[Records excerpted from a collection]
····················
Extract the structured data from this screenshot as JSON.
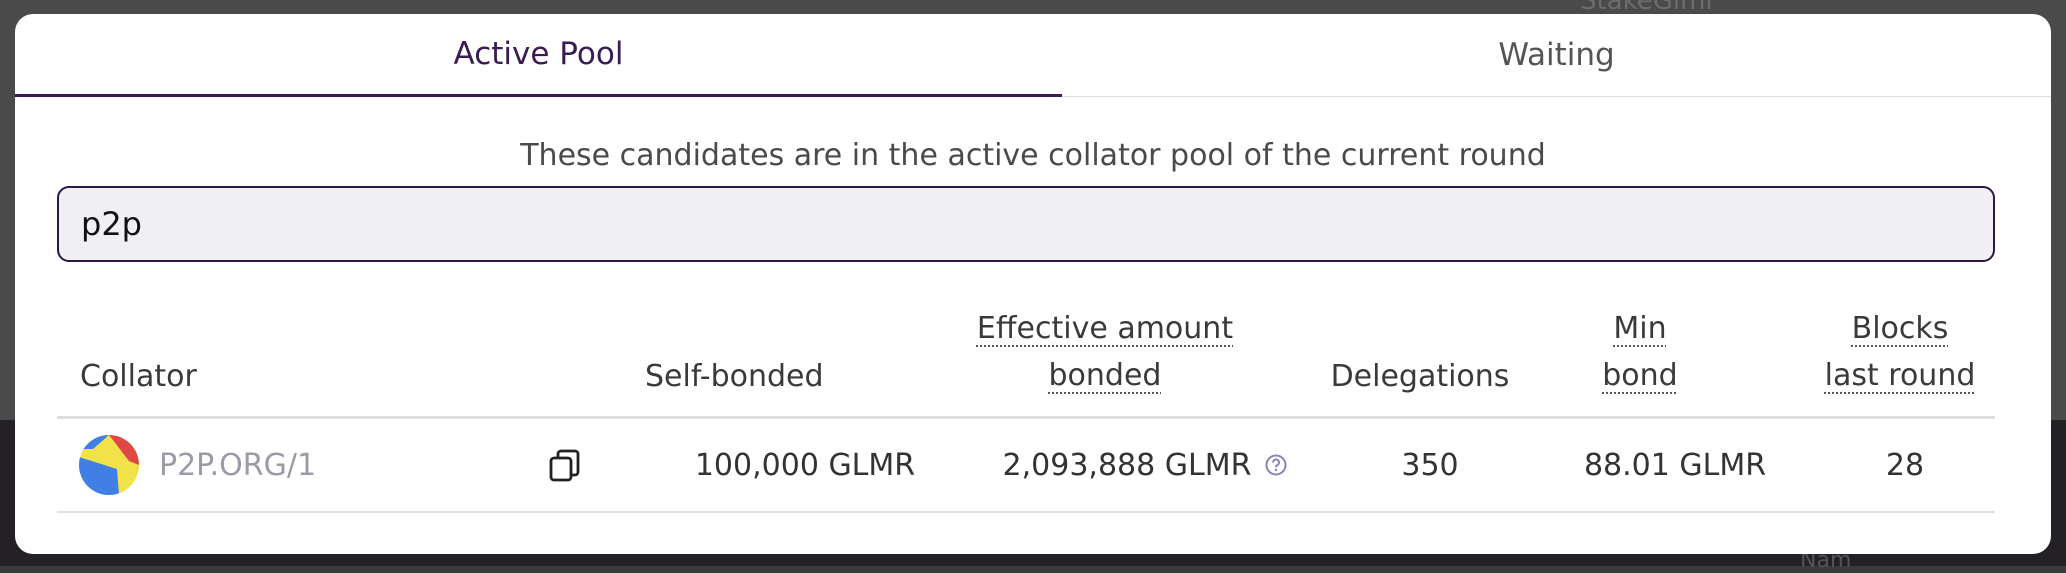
{
  "background": {
    "ghost_top": "StakeGlmr",
    "ghost_bottom": "Nam"
  },
  "tabs": [
    {
      "label": "Active Pool",
      "active": true
    },
    {
      "label": "Waiting",
      "active": false
    }
  ],
  "description": "These candidates are in the active collator pool of the current round",
  "search": {
    "value": "p2p"
  },
  "table": {
    "headers": {
      "collator": "Collator",
      "self_bonded": "Self-bonded",
      "effective_line1": "Effective amount",
      "effective_line2": "bonded",
      "delegations": "Delegations",
      "min_bond_line1": "Min",
      "min_bond_line2": "bond",
      "blocks_line1": "Blocks",
      "blocks_line2": "last round"
    },
    "rows": [
      {
        "collator": "P2P.ORG/1",
        "self_bonded": "100,000 GLMR",
        "effective_bonded": "2,093,888 GLMR",
        "delegations": "350",
        "min_bond": "88.01 GLMR",
        "blocks_last_round": "28"
      }
    ]
  },
  "colors": {
    "accent": "#3a1b55",
    "search_bg": "#f0eff4",
    "collator_name": "#9b9aa6"
  },
  "icons": {
    "avatar": "identicon-avatar",
    "copy": "copy-icon",
    "info": "question-circle-icon"
  }
}
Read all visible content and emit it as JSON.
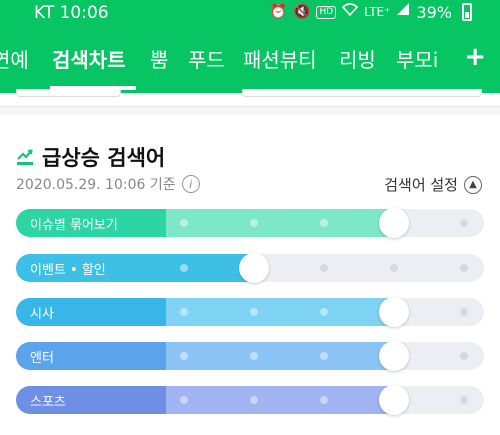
{
  "status_bar": {
    "carrier_time": "KT 10:06",
    "hd": "HD",
    "network": "LTE⁺",
    "battery": "39%"
  },
  "tabs": [
    "연예",
    "검색차트",
    "뿜",
    "푸드",
    "패션뷰티",
    "리빙",
    "부모i"
  ],
  "active_tab": "검색차트",
  "plus_label": "+",
  "section": {
    "title": "급상승 검색어",
    "timestamp": "2020.05.29. 10:06 기준",
    "info_label": "i",
    "setting_label": "검색어 설정",
    "setting_icon": "chevron-up-icon"
  },
  "sliders": [
    {
      "label": "이슈별 묶어보기",
      "level": 0.75,
      "color": "#2dd4a4",
      "color2": "#7de8c8"
    },
    {
      "label": "이벤트 • 할인",
      "level": 0.25,
      "color": "#3ec0e6",
      "color2": "#3ec0e6"
    },
    {
      "label": "시사",
      "level": 0.75,
      "color": "#39b6e8",
      "color2": "#7ed2f3"
    },
    {
      "label": "엔터",
      "level": 0.75,
      "color": "#5ba4ec",
      "color2": "#8cc4f5"
    },
    {
      "label": "스포츠",
      "level": 0.75,
      "color": "#6f8fe6",
      "color2": "#9fb4f0"
    }
  ]
}
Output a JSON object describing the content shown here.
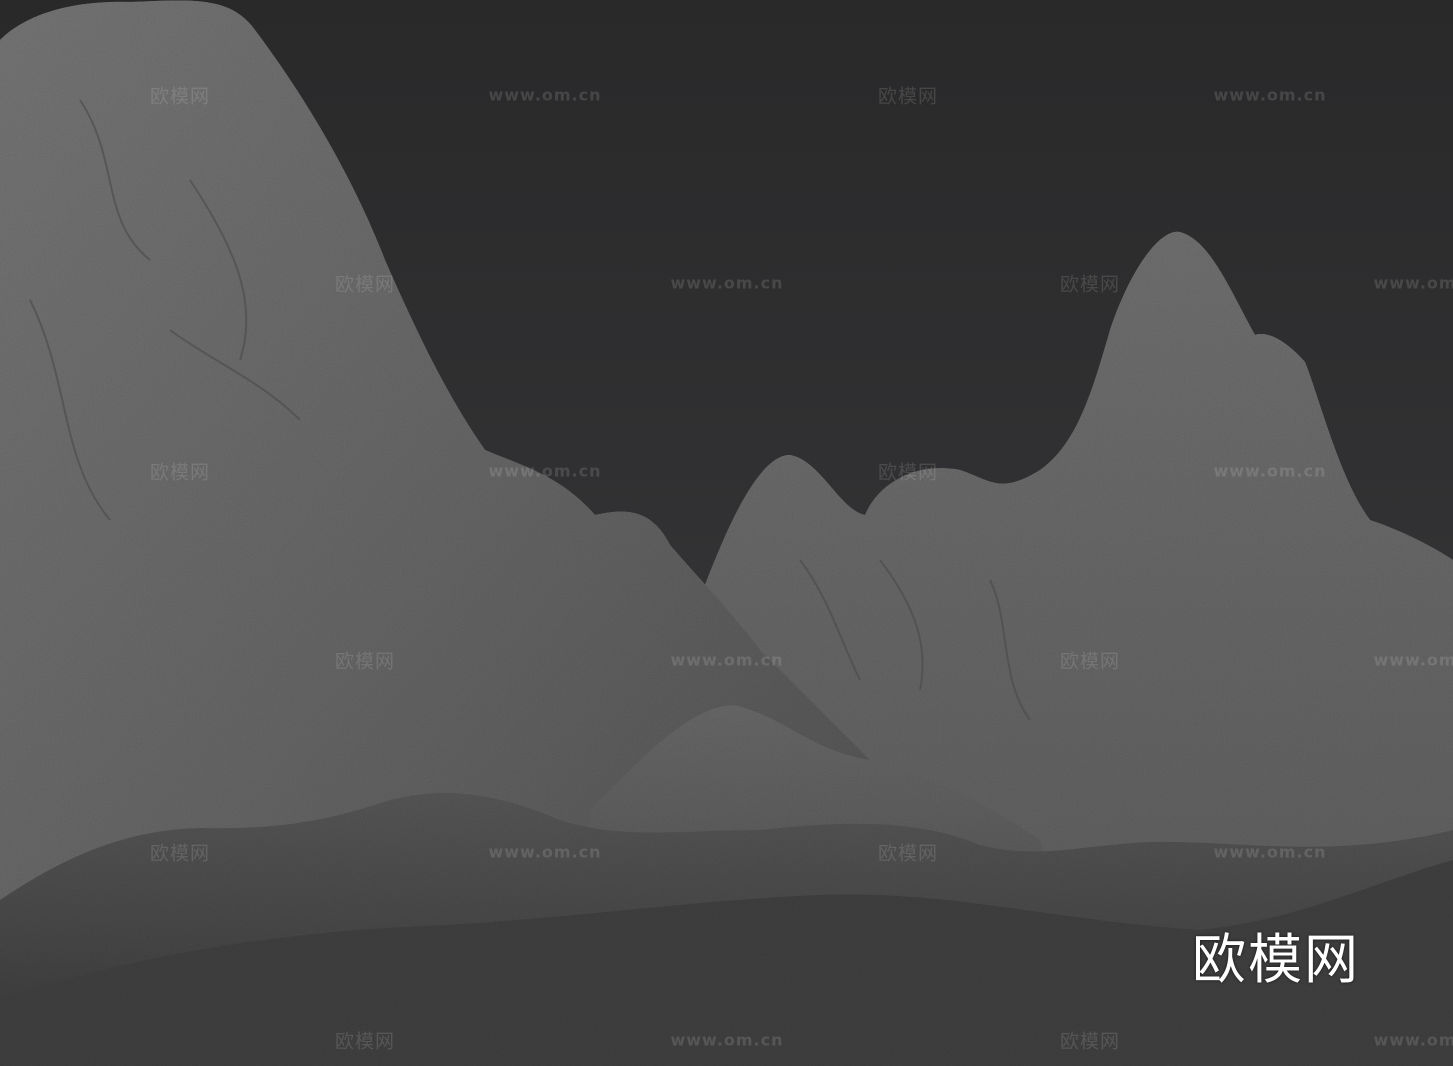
{
  "watermark": {
    "url_text": "www.om.cn",
    "brand_text": "欧模网"
  },
  "logo": {
    "text": "欧模网"
  },
  "colors": {
    "sky": "#2d2d2e",
    "rock": "#6a6a6a",
    "ground": "#4a4a4a"
  }
}
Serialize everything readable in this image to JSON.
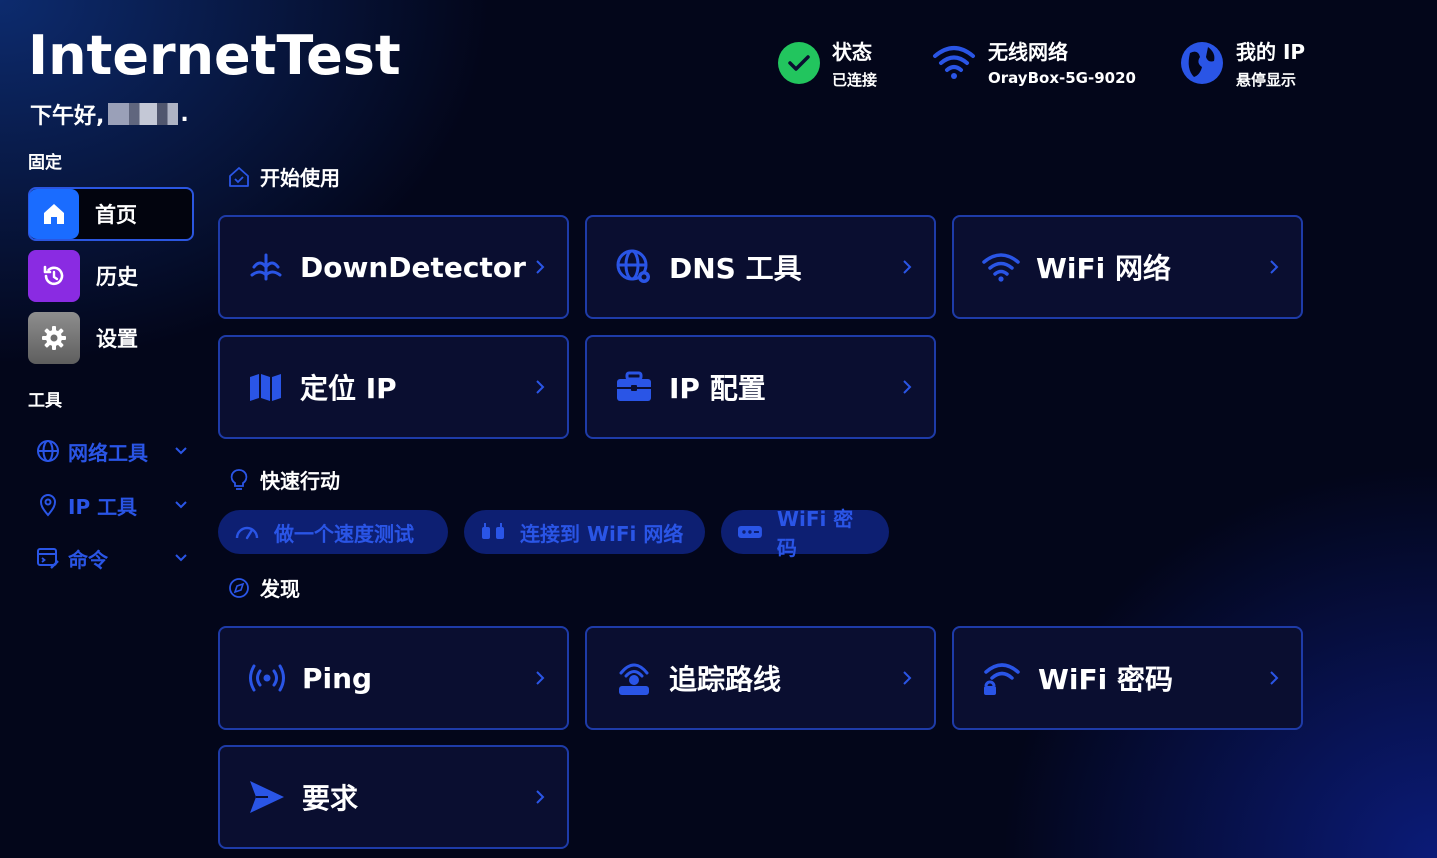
{
  "app": {
    "title": "InternetTest",
    "greeting_prefix": "下午好,",
    "greeting_suffix": "."
  },
  "status": {
    "connection": {
      "title": "状态",
      "value": "已连接"
    },
    "wifi": {
      "title": "无线网络",
      "value": "OrayBox-5G-9020"
    },
    "ip": {
      "title": "我的 IP",
      "value": "悬停显示"
    }
  },
  "sidebar": {
    "pinned_label": "固定",
    "pinned": [
      {
        "label": "首页",
        "icon": "home-icon",
        "color": "#1a6cff"
      },
      {
        "label": "历史",
        "icon": "history-icon",
        "color": "#8a2be2"
      },
      {
        "label": "设置",
        "icon": "gear-icon",
        "color": "#7a7a7a"
      }
    ],
    "tools_label": "工具",
    "tools": [
      {
        "label": "网络工具",
        "icon": "globe-icon"
      },
      {
        "label": "IP 工具",
        "icon": "location-pin-icon"
      },
      {
        "label": "命令",
        "icon": "command-icon"
      }
    ]
  },
  "sections": {
    "get_started": {
      "title": "开始使用",
      "cards": [
        {
          "label": "DownDetector",
          "icon": "downdetector-icon"
        },
        {
          "label": "DNS 工具",
          "icon": "globe-network-icon"
        },
        {
          "label": "WiFi 网络",
          "icon": "wifi-icon"
        },
        {
          "label": "定位 IP",
          "icon": "map-icon"
        },
        {
          "label": "IP 配置",
          "icon": "toolbox-icon"
        }
      ]
    },
    "quick_actions": {
      "title": "快速行动",
      "actions": [
        {
          "label": "做一个速度测试",
          "icon": "speedometer-icon"
        },
        {
          "label": "连接到 WiFi 网络",
          "icon": "plug-icon"
        },
        {
          "label": "WiFi 密码",
          "icon": "password-icon"
        }
      ]
    },
    "discover": {
      "title": "发现",
      "cards": [
        {
          "label": "Ping",
          "icon": "ping-icon"
        },
        {
          "label": "追踪路线",
          "icon": "route-icon"
        },
        {
          "label": "WiFi 密码",
          "icon": "wifi-lock-icon"
        },
        {
          "label": "要求",
          "icon": "send-icon"
        }
      ]
    }
  },
  "colors": {
    "accent": "#2a55e6",
    "card_border": "#1e3ba8",
    "card_bg": "#0a0e30",
    "success": "#22c55e"
  }
}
····················
Your job is to transcribe the entries above exactly; skip the pictures.

*The reply*:
Extract the structured data from this screenshot as JSON.
{
  "background": {
    "ghost_top": "StakeGlmr",
    "ghost_bottom": "Nam"
  },
  "tabs": [
    {
      "label": "Active Pool",
      "active": true
    },
    {
      "label": "Waiting",
      "active": false
    }
  ],
  "description": "These candidates are in the active collator pool of the current round",
  "search": {
    "value": "p2p"
  },
  "table": {
    "headers": {
      "collator": "Collator",
      "self_bonded": "Self-bonded",
      "effective_line1": "Effective amount",
      "effective_line2": "bonded",
      "delegations": "Delegations",
      "min_bond_line1": "Min",
      "min_bond_line2": "bond",
      "blocks_line1": "Blocks",
      "blocks_line2": "last round"
    },
    "rows": [
      {
        "collator": "P2P.ORG/1",
        "self_bonded": "100,000 GLMR",
        "effective_bonded": "2,093,888 GLMR",
        "delegations": "350",
        "min_bond": "88.01 GLMR",
        "blocks_last_round": "28"
      }
    ]
  },
  "colors": {
    "accent": "#3a1b55",
    "search_bg": "#f0eff4",
    "collator_name": "#9b9aa6"
  },
  "icons": {
    "avatar": "identicon-avatar",
    "copy": "copy-icon",
    "info": "question-circle-icon"
  }
}
Read all visible content and emit it as JSON.
{
  "status_bar": {
    "carrier_time": "KT 10:06",
    "hd": "HD",
    "network": "LTE⁺",
    "battery": "39%"
  },
  "tabs": [
    "연예",
    "검색차트",
    "뿜",
    "푸드",
    "패션뷰티",
    "리빙",
    "부모i"
  ],
  "active_tab": "검색차트",
  "plus_label": "+",
  "section": {
    "title": "급상승 검색어",
    "timestamp": "2020.05.29. 10:06 기준",
    "info_label": "i",
    "setting_label": "검색어 설정",
    "setting_icon": "chevron-up-icon"
  },
  "sliders": [
    {
      "label": "이슈별 묶어보기",
      "level": 0.75,
      "color": "#2dd4a4",
      "color2": "#7de8c8"
    },
    {
      "label": "이벤트 • 할인",
      "level": 0.25,
      "color": "#3ec0e6",
      "color2": "#3ec0e6"
    },
    {
      "label": "시사",
      "level": 0.75,
      "color": "#39b6e8",
      "color2": "#7ed2f3"
    },
    {
      "label": "엔터",
      "level": 0.75,
      "color": "#5ba4ec",
      "color2": "#8cc4f5"
    },
    {
      "label": "스포츠",
      "level": 0.75,
      "color": "#6f8fe6",
      "color2": "#9fb4f0"
    }
  ]
}
Output a JSON object describing the content shown here.
{
  "watermark": {
    "url_text": "www.om.cn",
    "brand_text": "欧模网"
  },
  "logo": {
    "text": "欧模网"
  },
  "colors": {
    "sky": "#2d2d2e",
    "rock": "#6a6a6a",
    "ground": "#4a4a4a"
  }
}
Serialize everything readable in this image to JSON.
{
  "app": {
    "title": "InternetTest",
    "greeting_prefix": "下午好,",
    "greeting_suffix": "."
  },
  "status": {
    "connection": {
      "title": "状态",
      "value": "已连接"
    },
    "wifi": {
      "title": "无线网络",
      "value": "OrayBox-5G-9020"
    },
    "ip": {
      "title": "我的 IP",
      "value": "悬停显示"
    }
  },
  "sidebar": {
    "pinned_label": "固定",
    "pinned": [
      {
        "label": "首页",
        "icon": "home-icon",
        "color": "#1a6cff"
      },
      {
        "label": "历史",
        "icon": "history-icon",
        "color": "#8a2be2"
      },
      {
        "label": "设置",
        "icon": "gear-icon",
        "color": "#7a7a7a"
      }
    ],
    "tools_label": "工具",
    "tools": [
      {
        "label": "网络工具",
        "icon": "globe-icon"
      },
      {
        "label": "IP 工具",
        "icon": "location-pin-icon"
      },
      {
        "label": "命令",
        "icon": "command-icon"
      }
    ]
  },
  "sections": {
    "get_started": {
      "title": "开始使用",
      "cards": [
        {
          "label": "DownDetector",
          "icon": "downdetector-icon"
        },
        {
          "label": "DNS 工具",
          "icon": "globe-network-icon"
        },
        {
          "label": "WiFi 网络",
          "icon": "wifi-icon"
        },
        {
          "label": "定位 IP",
          "icon": "map-icon"
        },
        {
          "label": "IP 配置",
          "icon": "toolbox-icon"
        }
      ]
    },
    "quick_actions": {
      "title": "快速行动",
      "actions": [
        {
          "label": "做一个速度测试",
          "icon": "speedometer-icon"
        },
        {
          "label": "连接到 WiFi 网络",
          "icon": "plug-icon"
        },
        {
          "label": "WiFi 密码",
          "icon": "password-icon"
        }
      ]
    },
    "discover": {
      "title": "发现",
      "cards": [
        {
          "label": "Ping",
          "icon": "ping-icon"
        },
        {
          "label": "追踪路线",
          "icon": "route-icon"
        },
        {
          "label": "WiFi 密码",
          "icon": "wifi-lock-icon"
        },
        {
          "label": "要求",
          "icon": "send-icon"
        }
      ]
    }
  },
  "colors": {
    "accent": "#2a55e6",
    "card_border": "#1e3ba8",
    "card_bg": "#0a0e30",
    "success": "#22c55e"
  }
}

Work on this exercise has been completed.